Of the lines listed below, how many contain the string "Abgasvorrohr"? Answer with the number alone.
** START Given information **
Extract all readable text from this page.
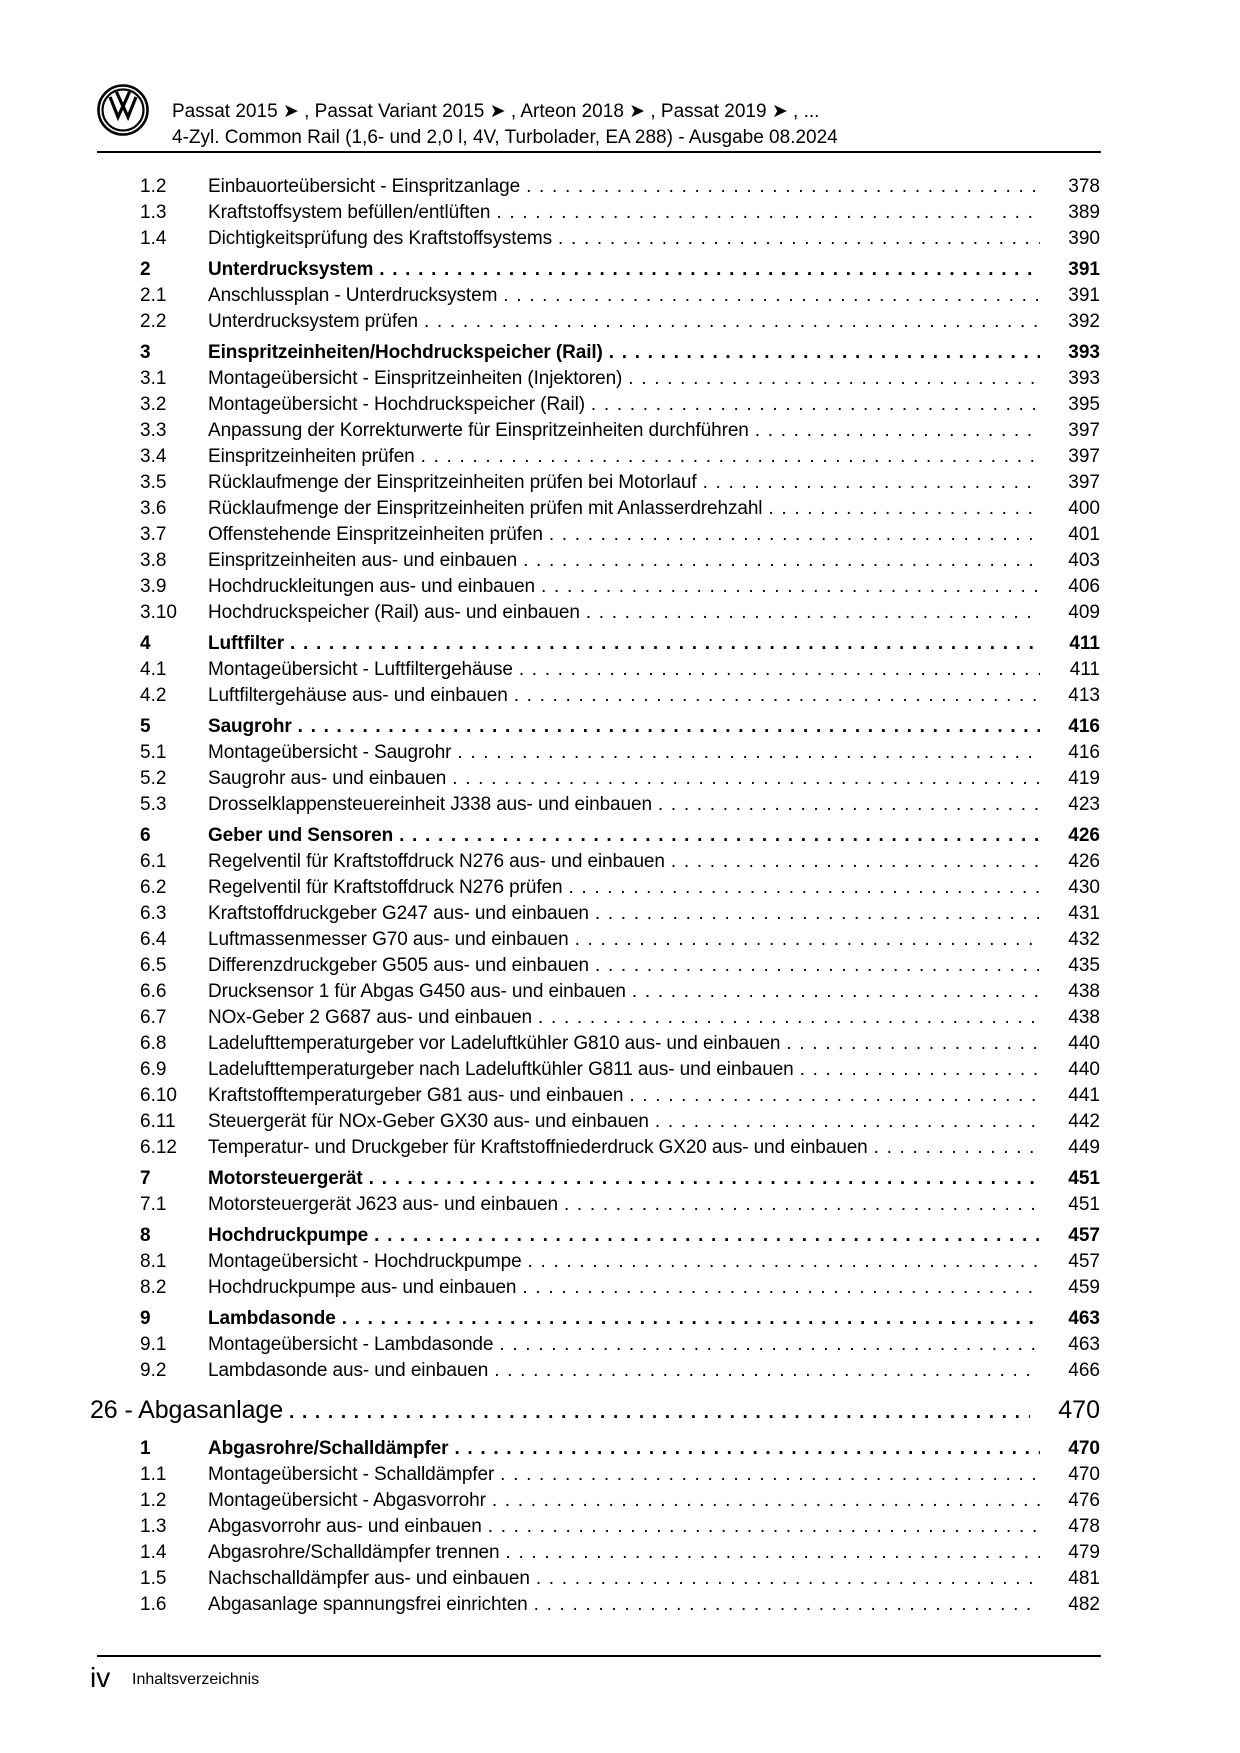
Passat 2015 ➤ , Passat Variant 2015 ➤ , Arteon 2018 ➤ , Passat 2019 ➤ , ...
4-Zyl. Common Rail (1,6- und 2,0 l, 4V, Turbolader, EA 288) - Ausgabe 08.2024
1.2 Einbauorteübersicht - Einspritzanlage . . .	378
1.3 Kraftstoffsystem befüllen/entlüften . . .	389
1.4 Dichtigkeitsprüfung des Kraftstoffsystems . . .	390
2	Unterdrucksystem . . .	391
2.1 Anschlussplan - Unterdrucksystem . . .	391
2.2 Unterdrucksystem prüfen . . .	392
3	Einspritzeinheiten/Hochdruckspeicher (Rail) . . .	393
3.1 Montageübersicht - Einspritzeinheiten (Injektoren) . . .	393
3.2 Montageübersicht - Hochdruckspeicher (Rail) . . .	395
3.3 Anpassung der Korrekturwerte für Einspritzeinheiten durchführen . . .	397
3.4 Einspritzeinheiten prüfen . . .	397
3.5 Rücklaufmenge der Einspritzeinheiten prüfen bei Motorlauf . . .	397
3.6 Rücklaufmenge der Einspritzeinheiten prüfen mit Anlasserdrehzahl . . .	400
3.7 Offenstehende Einspritzeinheiten prüfen . . .	401
3.8 Einspritzeinheiten aus- und einbauen . . .	403
3.9 Hochdruckleitungen aus- und einbauen . . .	406
3.10 Hochdruckspeicher (Rail) aus- und einbauen . . .	409
4	Luftfilter . . .	411
4.1 Montageübersicht - Luftfiltergehäuse . . .	411
4.2 Luftfiltergehäuse aus- und einbauen . . .	413
5	Saugrohr . . .	416
5.1 Montageübersicht - Saugrohr . . .	416
5.2 Saugrohr aus- und einbauen . . .	419
5.3 Drosselklappensteuereinheit J338 aus- und einbauen . . .	423
6	Geber und Sensoren . . .	426
6.1 Regelventil für Kraftstoffdruck N276 aus- und einbauen . . .	426
6.2 Regelventil für Kraftstoffdruck N276 prüfen . . .	430
6.3 Kraftstoffdruckgeber G247 aus- und einbauen . . .	431
6.4 Luftmassenmesser G70 aus- und einbauen . . .	432
6.5 Differenzdruckgeber G505 aus- und einbauen . . .	435
6.6 Drucksensor 1 für Abgas G450 aus- und einbauen . . .	438
6.7 NOx-Geber 2 G687 aus- und einbauen . . .	438
6.8 Ladelufttemperaturgeber vor Ladeluftkühler G810 aus- und einbauen . . .	440
6.9 Ladelufttemperaturgeber nach Ladeluftkühler G811 aus- und einbauen . . .	440
6.10 Kraftstofftemperaturgeber G81 aus- und einbauen . . .	441
6.11 Steuergerät für NOx-Geber GX30 aus- und einbauen . . .	442
6.12 Temperatur- und Druckgeber für Kraftstoffniederdruck GX20 aus- und einbauen . . .	449
7	Motorsteuergerät . . .	451
7.1 Motorsteuergerät J623 aus- und einbauen . . .	451
8	Hochdruckpumpe . . .	457
8.1 Montageübersicht - Hochdruckpumpe . . .	457
8.2 Hochdruckpumpe aus- und einbauen . . .	459
9	Lambdasonde . . .	463
9.1 Montageübersicht - Lambdasonde . . .	463
9.2 Lambdasonde aus- und einbauen . . .	466
26 - Abgasanlage . . .	470
1	Abgasrohre/Schalldämpfer . . .	470
1.1 Montageübersicht - Schalldämpfer . . .	470
1.2 Montageübersicht - Abgasvorrohr . . .	476
1.3 Abgasvorrohr aus- und einbauen . . .	478
1.4 Abgasrohre/Schalldämpfer trennen . . .	479
1.5 Nachschalldämpfer aus- und einbauen . . .	481
1.6 Abgasanlage spannungsfrei einrichten . . .	482
iv Inhaltsverzeichnis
** END Given information **
**Task result:** 2